INPUT MATERIAL
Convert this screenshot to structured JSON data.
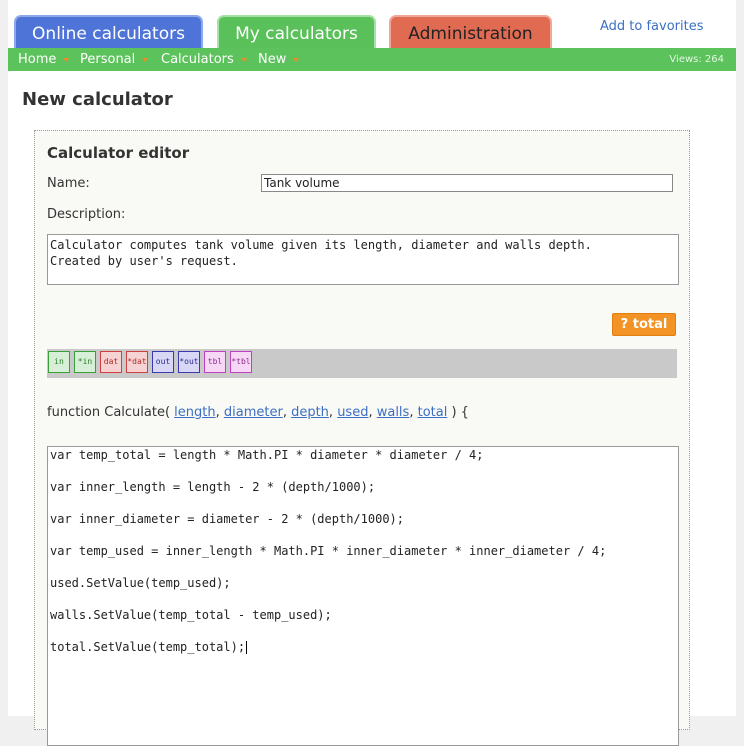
{
  "tabs": {
    "online": "Online calculators",
    "my": "My calculators",
    "admin": "Administration"
  },
  "favorites": "Add to favorites",
  "nav": {
    "items": [
      "Home",
      "Personal",
      "Calculators",
      "New"
    ],
    "views": "Views: 264"
  },
  "page_title": "New calculator",
  "editor": {
    "title": "Calculator editor",
    "name_label": "Name:",
    "name_value": "Tank volume",
    "description_label": "Description:",
    "description_value": "Calculator computes tank volume given its length, diameter and walls depth.\nCreated by user's request.",
    "total_button": "? total",
    "toolbar_buttons": [
      {
        "label": "in",
        "kind": "in"
      },
      {
        "label": "*in",
        "kind": "in"
      },
      {
        "label": "dat",
        "kind": "dat"
      },
      {
        "label": "*dat",
        "kind": "dat"
      },
      {
        "label": "out",
        "kind": "out"
      },
      {
        "label": "*out",
        "kind": "out"
      },
      {
        "label": "tbl",
        "kind": "tbl"
      },
      {
        "label": "*tbl",
        "kind": "tbl"
      }
    ],
    "function_prefix": "function Calculate(",
    "params": [
      "length",
      "diameter",
      "depth",
      "used",
      "walls",
      "total"
    ],
    "function_suffix": ") {",
    "code_lines": [
      "var temp_total = length * Math.PI * diameter * diameter / 4;",
      "var inner_length = length - 2 * (depth/1000);",
      "var inner_diameter = diameter - 2 * (depth/1000);",
      "var temp_used = inner_length * Math.PI * inner_diameter * inner_diameter / 4;",
      "used.SetValue(temp_used);",
      "walls.SetValue(temp_total - temp_used);",
      "total.SetValue(temp_total);"
    ]
  },
  "colors": {
    "tab_online": "#4f74d7",
    "tab_my": "#59c05a",
    "tab_admin": "#e06b52",
    "navbar": "#5bc25c",
    "accent_button": "#f39325",
    "link": "#3b6fc4"
  }
}
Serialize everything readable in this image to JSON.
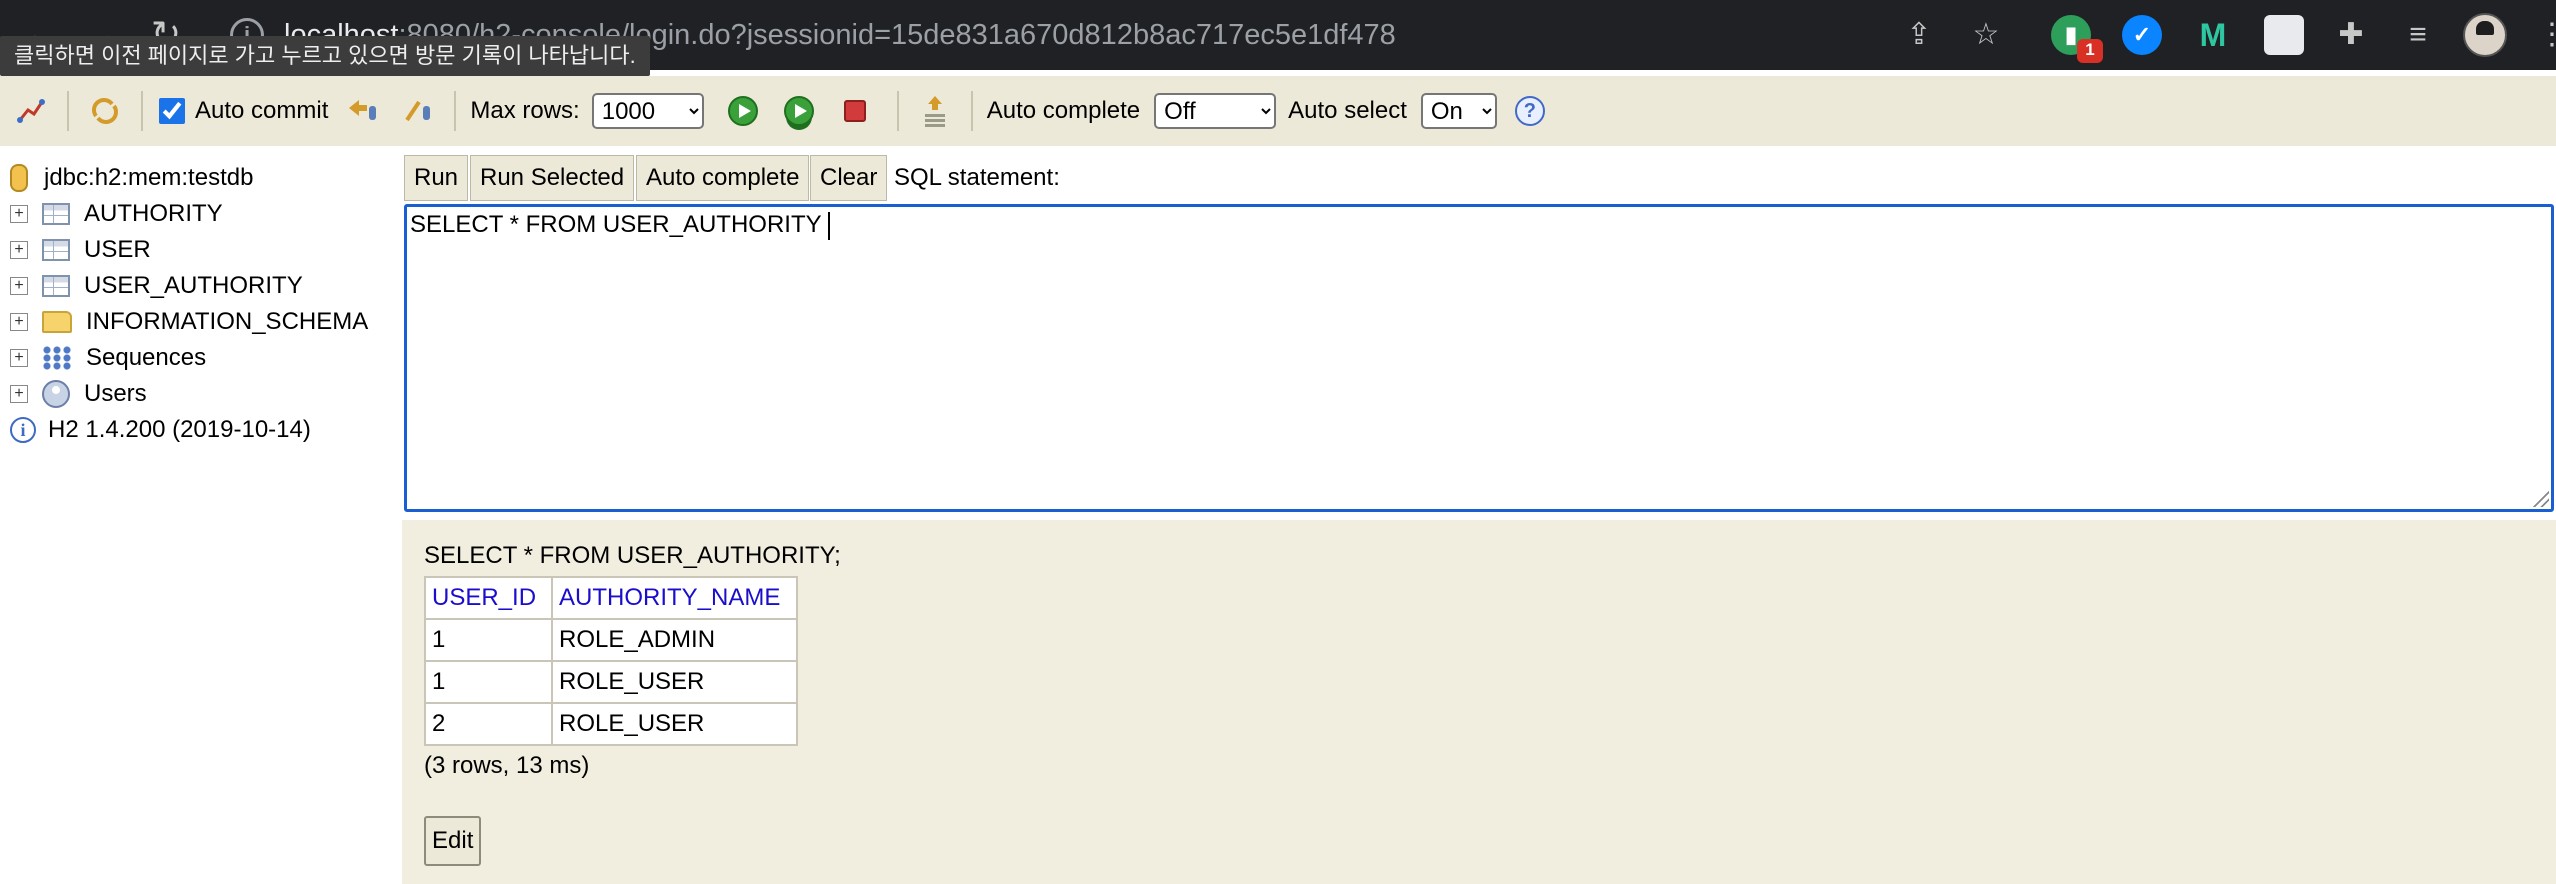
{
  "browser": {
    "url_host": "localhost",
    "url_rest": ":8080/h2-console/login.do?jsessionid=15de831a670d812b8ac717ec5e1df478",
    "tooltip": "클릭하면 이전 페이지로 가고 누르고 있으면 방문 기록이 나타납니다.",
    "ext_badge": "1",
    "ext_m_letter": "M"
  },
  "toolbar": {
    "auto_commit_label": "Auto commit",
    "auto_commit_checked": true,
    "max_rows_label": "Max rows:",
    "max_rows_value": "1000",
    "auto_complete_label": "Auto complete",
    "auto_complete_value": "Off",
    "auto_select_label": "Auto select",
    "auto_select_value": "On",
    "help_glyph": "?"
  },
  "tree": {
    "connection": "jdbc:h2:mem:testdb",
    "items": [
      {
        "label": "AUTHORITY",
        "icon": "table-icon"
      },
      {
        "label": "USER",
        "icon": "table-icon"
      },
      {
        "label": "USER_AUTHORITY",
        "icon": "table-icon"
      },
      {
        "label": "INFORMATION_SCHEMA",
        "icon": "folder-icon"
      },
      {
        "label": "Sequences",
        "icon": "sequences-icon"
      },
      {
        "label": "Users",
        "icon": "users-icon"
      }
    ],
    "version": "H2 1.4.200 (2019-10-14)"
  },
  "query": {
    "run": "Run",
    "run_selected": "Run Selected",
    "auto_complete": "Auto complete",
    "clear": "Clear",
    "sql_label": "SQL statement:",
    "sql_text": "SELECT * FROM USER_AUTHORITY"
  },
  "result": {
    "statement": "SELECT * FROM USER_AUTHORITY;",
    "columns": [
      "USER_ID",
      "AUTHORITY_NAME"
    ],
    "rows": [
      [
        "1",
        "ROLE_ADMIN"
      ],
      [
        "1",
        "ROLE_USER"
      ],
      [
        "2",
        "ROLE_USER"
      ]
    ],
    "summary": "(3 rows, 13 ms)",
    "edit": "Edit"
  }
}
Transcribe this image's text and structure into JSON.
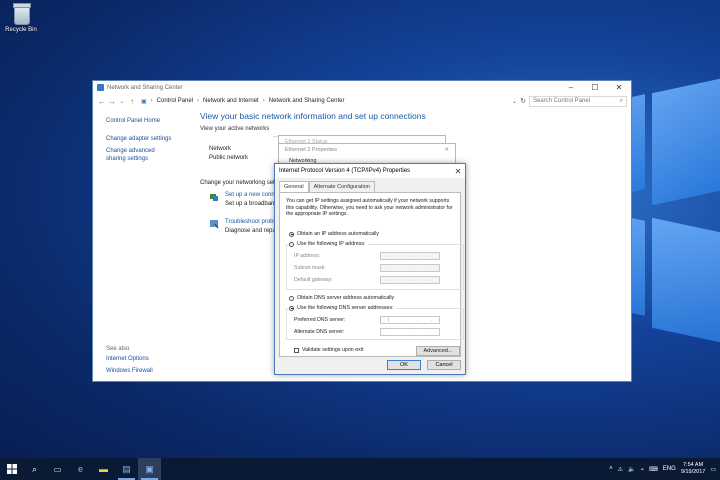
{
  "desktop": {
    "recycle_bin_label": "Recycle Bin"
  },
  "window": {
    "title": "Network and Sharing Center",
    "breadcrumb": [
      "Control Panel",
      "Network and Internet",
      "Network and Sharing Center"
    ],
    "search_placeholder": "Search Control Panel",
    "left_nav": {
      "items": [
        "Control Panel Home",
        "Change adapter settings",
        "Change advanced sharing settings"
      ],
      "see_also": "See also",
      "see_also_items": [
        "Internet Options",
        "Windows Firewall"
      ]
    },
    "heading": "View your basic network information and set up connections",
    "active_networks_label": "View your active networks",
    "network_name": "Network",
    "network_type": "Public network",
    "change_settings_label": "Change your networking sett",
    "setup_link": "Set up a new conn",
    "setup_desc": "Set up a broadban",
    "troubleshoot_link": "Troubleshoot probl",
    "troubleshoot_desc": "Diagnose and repa"
  },
  "ethernet_status_title": "Ethernet 2 Status",
  "ethernet_props_title": "Ethernet 2 Properties",
  "networking_tab": "Networking",
  "dialog": {
    "title": "Internet Protocol Version 4 (TCP/IPv4) Properties",
    "tabs": [
      "General",
      "Alternate Configuration"
    ],
    "intro": "You can get IP settings assigned automatically if your network supports this capability. Otherwise, you need to ask your network administrator for the appropriate IP settings.",
    "obtain_ip_auto": "Obtain an IP address automatically",
    "use_following_ip": "Use the following IP address:",
    "ip_address": "IP address:",
    "subnet_mask": "Subnet mask:",
    "default_gateway": "Default gateway:",
    "obtain_dns_auto": "Obtain DNS server address automatically",
    "use_following_dns": "Use the following DNS server addresses:",
    "preferred_dns": "Preferred DNS server:",
    "alternate_dns": "Alternate DNS server:",
    "validate": "Validate settings upon exit",
    "advanced": "Advanced...",
    "ok": "OK",
    "cancel": "Cancel"
  },
  "taskbar": {
    "language": "ENG",
    "time": "7:54 AM",
    "date": "9/19/2017"
  }
}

WHAT YOU WILL DO
The data should be printed again unchanged; leave its pictures out.

FINISHED EXERCISE
Convert this screenshot to structured JSON data.
{
  "tabs": {
    "online": "Online calculators",
    "my": "My calculators",
    "admin": "Administration"
  },
  "favorites": "Add to favorites",
  "nav": {
    "items": [
      "Home",
      "Personal",
      "Calculators",
      "New"
    ],
    "views": "Views: 264"
  },
  "page_title": "New calculator",
  "editor": {
    "title": "Calculator editor",
    "name_label": "Name:",
    "name_value": "Tank volume",
    "description_label": "Description:",
    "description_value": "Calculator computes tank volume given its length, diameter and walls depth.\nCreated by user's request.",
    "total_button": "? total",
    "toolbar_buttons": [
      {
        "label": "in",
        "kind": "in"
      },
      {
        "label": "*in",
        "kind": "in"
      },
      {
        "label": "dat",
        "kind": "dat"
      },
      {
        "label": "*dat",
        "kind": "dat"
      },
      {
        "label": "out",
        "kind": "out"
      },
      {
        "label": "*out",
        "kind": "out"
      },
      {
        "label": "tbl",
        "kind": "tbl"
      },
      {
        "label": "*tbl",
        "kind": "tbl"
      }
    ],
    "function_prefix": "function Calculate(",
    "params": [
      "length",
      "diameter",
      "depth",
      "used",
      "walls",
      "total"
    ],
    "function_suffix": ") {",
    "code_lines": [
      "var temp_total = length * Math.PI * diameter * diameter / 4;",
      "var inner_length = length - 2 * (depth/1000);",
      "var inner_diameter = diameter - 2 * (depth/1000);",
      "var temp_used = inner_length * Math.PI * inner_diameter * inner_diameter / 4;",
      "used.SetValue(temp_used);",
      "walls.SetValue(temp_total - temp_used);",
      "total.SetValue(temp_total);"
    ]
  },
  "colors": {
    "tab_online": "#4f74d7",
    "tab_my": "#59c05a",
    "tab_admin": "#e06b52",
    "navbar": "#5bc25c",
    "accent_button": "#f39325",
    "link": "#3b6fc4"
  }
}
Serialize everything readable in this image to JSON.
{
  "browser": {
    "url_host": "localhost",
    "url_rest": ":8080/h2-console/login.do?jsessionid=15de831a670d812b8ac717ec5e1df478",
    "tooltip": "클릭하면 이전 페이지로 가고 누르고 있으면 방문 기록이 나타납니다.",
    "ext_badge": "1",
    "ext_m_letter": "M"
  },
  "toolbar": {
    "auto_commit_label": "Auto commit",
    "auto_commit_checked": true,
    "max_rows_label": "Max rows:",
    "max_rows_value": "1000",
    "auto_complete_label": "Auto complete",
    "auto_complete_value": "Off",
    "auto_select_label": "Auto select",
    "auto_select_value": "On",
    "help_glyph": "?"
  },
  "tree": {
    "connection": "jdbc:h2:mem:testdb",
    "items": [
      {
        "label": "AUTHORITY",
        "icon": "table-icon"
      },
      {
        "label": "USER",
        "icon": "table-icon"
      },
      {
        "label": "USER_AUTHORITY",
        "icon": "table-icon"
      },
      {
        "label": "INFORMATION_SCHEMA",
        "icon": "folder-icon"
      },
      {
        "label": "Sequences",
        "icon": "sequences-icon"
      },
      {
        "label": "Users",
        "icon": "users-icon"
      }
    ],
    "version": "H2 1.4.200 (2019-10-14)"
  },
  "query": {
    "run": "Run",
    "run_selected": "Run Selected",
    "auto_complete": "Auto complete",
    "clear": "Clear",
    "sql_label": "SQL statement:",
    "sql_text": "SELECT * FROM USER_AUTHORITY"
  },
  "result": {
    "statement": "SELECT * FROM USER_AUTHORITY;",
    "columns": [
      "USER_ID",
      "AUTHORITY_NAME"
    ],
    "rows": [
      [
        "1",
        "ROLE_ADMIN"
      ],
      [
        "1",
        "ROLE_USER"
      ],
      [
        "2",
        "ROLE_USER"
      ]
    ],
    "summary": "(3 rows, 13 ms)",
    "edit": "Edit"
  }
}
Transcribe this image's text and structure into JSON.
{
  "desktop": {
    "recycle_bin_label": "Recycle Bin"
  },
  "window": {
    "title": "Network and Sharing Center",
    "breadcrumb": [
      "Control Panel",
      "Network and Internet",
      "Network and Sharing Center"
    ],
    "search_placeholder": "Search Control Panel",
    "left_nav": {
      "items": [
        "Control Panel Home",
        "Change adapter settings",
        "Change advanced sharing settings"
      ],
      "see_also": "See also",
      "see_also_items": [
        "Internet Options",
        "Windows Firewall"
      ]
    },
    "heading": "View your basic network information and set up connections",
    "active_networks_label": "View your active networks",
    "network_name": "Network",
    "network_type": "Public network",
    "change_settings_label": "Change your networking sett",
    "setup_link": "Set up a new conn",
    "setup_desc": "Set up a broadban",
    "troubleshoot_link": "Troubleshoot probl",
    "troubleshoot_desc": "Diagnose and repa"
  },
  "ethernet_status_title": "Ethernet 2 Status",
  "ethernet_props_title": "Ethernet 2 Properties",
  "networking_tab": "Networking",
  "dialog": {
    "title": "Internet Protocol Version 4 (TCP/IPv4) Properties",
    "tabs": [
      "General",
      "Alternate Configuration"
    ],
    "intro": "You can get IP settings assigned automatically if your network supports this capability. Otherwise, you need to ask your network administrator for the appropriate IP settings.",
    "obtain_ip_auto": "Obtain an IP address automatically",
    "use_following_ip": "Use the following IP address:",
    "ip_address": "IP address:",
    "subnet_mask": "Subnet mask:",
    "default_gateway": "Default gateway:",
    "obtain_dns_auto": "Obtain DNS server address automatically",
    "use_following_dns": "Use the following DNS server addresses:",
    "preferred_dns": "Preferred DNS server:",
    "alternate_dns": "Alternate DNS server:",
    "validate": "Validate settings upon exit",
    "advanced": "Advanced...",
    "ok": "OK",
    "cancel": "Cancel"
  },
  "taskbar": {
    "language": "ENG",
    "time": "7:54 AM",
    "date": "9/19/2017"
  }
}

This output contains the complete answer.